• _WHAT IS ASKED_
Could you reproduce every one of the entries below line for line, unchanged, but without the pictures?

• _RECORD SET_

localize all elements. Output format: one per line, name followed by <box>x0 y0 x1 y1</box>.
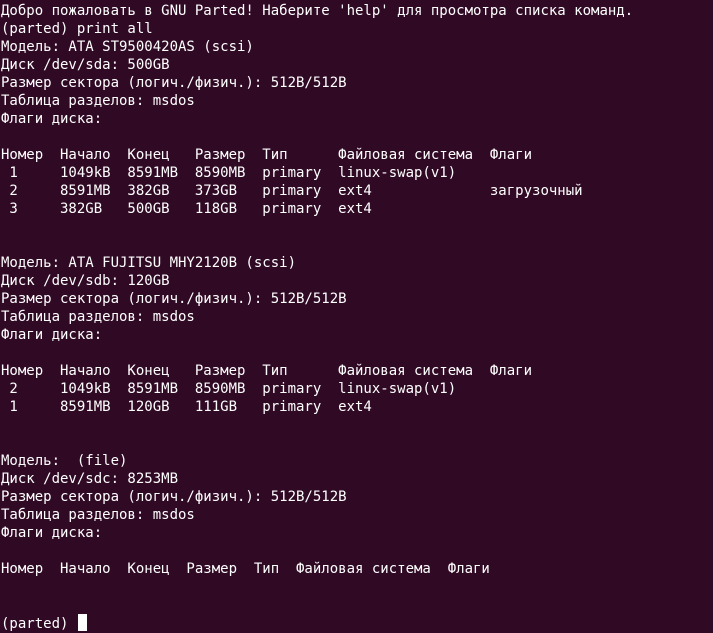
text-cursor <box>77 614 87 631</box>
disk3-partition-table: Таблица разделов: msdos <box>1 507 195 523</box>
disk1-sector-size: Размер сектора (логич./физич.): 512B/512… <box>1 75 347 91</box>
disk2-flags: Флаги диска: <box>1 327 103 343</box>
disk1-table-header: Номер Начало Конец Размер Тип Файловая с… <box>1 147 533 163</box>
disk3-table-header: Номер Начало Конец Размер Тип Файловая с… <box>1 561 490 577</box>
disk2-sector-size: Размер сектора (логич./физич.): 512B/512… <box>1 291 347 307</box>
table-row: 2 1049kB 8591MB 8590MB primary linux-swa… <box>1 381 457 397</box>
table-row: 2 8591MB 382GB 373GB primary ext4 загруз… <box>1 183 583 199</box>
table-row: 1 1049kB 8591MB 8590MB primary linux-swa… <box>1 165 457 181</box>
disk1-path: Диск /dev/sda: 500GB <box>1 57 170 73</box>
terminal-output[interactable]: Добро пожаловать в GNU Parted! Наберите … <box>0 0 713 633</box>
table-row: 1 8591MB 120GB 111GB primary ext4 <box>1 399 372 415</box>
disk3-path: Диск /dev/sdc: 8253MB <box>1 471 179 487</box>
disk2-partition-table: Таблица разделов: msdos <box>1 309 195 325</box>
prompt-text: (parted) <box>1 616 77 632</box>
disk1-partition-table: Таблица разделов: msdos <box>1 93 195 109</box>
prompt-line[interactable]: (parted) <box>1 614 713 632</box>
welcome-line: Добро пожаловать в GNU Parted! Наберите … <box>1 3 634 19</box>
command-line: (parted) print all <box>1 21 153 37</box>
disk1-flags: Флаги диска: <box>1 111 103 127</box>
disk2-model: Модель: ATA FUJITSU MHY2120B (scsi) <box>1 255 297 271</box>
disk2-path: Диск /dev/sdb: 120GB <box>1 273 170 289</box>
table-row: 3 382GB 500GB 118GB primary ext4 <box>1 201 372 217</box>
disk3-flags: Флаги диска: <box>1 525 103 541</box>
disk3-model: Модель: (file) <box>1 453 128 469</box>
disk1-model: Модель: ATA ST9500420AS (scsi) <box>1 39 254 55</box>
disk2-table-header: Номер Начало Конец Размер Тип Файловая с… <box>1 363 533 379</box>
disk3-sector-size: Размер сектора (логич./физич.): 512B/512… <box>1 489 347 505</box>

• _THE RESULT_
localize all elements. Output format: one per line, name followed by <box>x0 y0 x1 y1</box>.
text-cursor <box>77 614 87 631</box>
disk3-partition-table: Таблица разделов: msdos <box>1 507 195 523</box>
disk1-sector-size: Размер сектора (логич./физич.): 512B/512… <box>1 75 347 91</box>
disk2-flags: Флаги диска: <box>1 327 103 343</box>
disk1-table-header: Номер Начало Конец Размер Тип Файловая с… <box>1 147 533 163</box>
disk3-table-header: Номер Начало Конец Размер Тип Файловая с… <box>1 561 490 577</box>
disk2-sector-size: Размер сектора (логич./физич.): 512B/512… <box>1 291 347 307</box>
table-row: 2 1049kB 8591MB 8590MB primary linux-swa… <box>1 381 457 397</box>
table-row: 2 8591MB 382GB 373GB primary ext4 загруз… <box>1 183 583 199</box>
table-row: 1 1049kB 8591MB 8590MB primary linux-swa… <box>1 165 457 181</box>
disk1-path: Диск /dev/sda: 500GB <box>1 57 170 73</box>
terminal-output[interactable]: Добро пожаловать в GNU Parted! Наберите … <box>0 0 713 633</box>
table-row: 1 8591MB 120GB 111GB primary ext4 <box>1 399 372 415</box>
disk3-path: Диск /dev/sdc: 8253MB <box>1 471 179 487</box>
disk2-partition-table: Таблица разделов: msdos <box>1 309 195 325</box>
prompt-text: (parted) <box>1 616 77 632</box>
disk1-partition-table: Таблица разделов: msdos <box>1 93 195 109</box>
prompt-line[interactable]: (parted) <box>1 614 713 632</box>
welcome-line: Добро пожаловать в GNU Parted! Наберите … <box>1 3 634 19</box>
command-line: (parted) print all <box>1 21 153 37</box>
disk1-flags: Флаги диска: <box>1 111 103 127</box>
disk2-model: Модель: ATA FUJITSU MHY2120B (scsi) <box>1 255 297 271</box>
disk2-path: Диск /dev/sdb: 120GB <box>1 273 170 289</box>
table-row: 3 382GB 500GB 118GB primary ext4 <box>1 201 372 217</box>
disk3-flags: Флаги диска: <box>1 525 103 541</box>
disk3-model: Модель: (file) <box>1 453 128 469</box>
disk1-model: Модель: ATA ST9500420AS (scsi) <box>1 39 254 55</box>
disk2-table-header: Номер Начало Конец Размер Тип Файловая с… <box>1 363 533 379</box>
disk3-sector-size: Размер сектора (логич./физич.): 512B/512… <box>1 489 347 505</box>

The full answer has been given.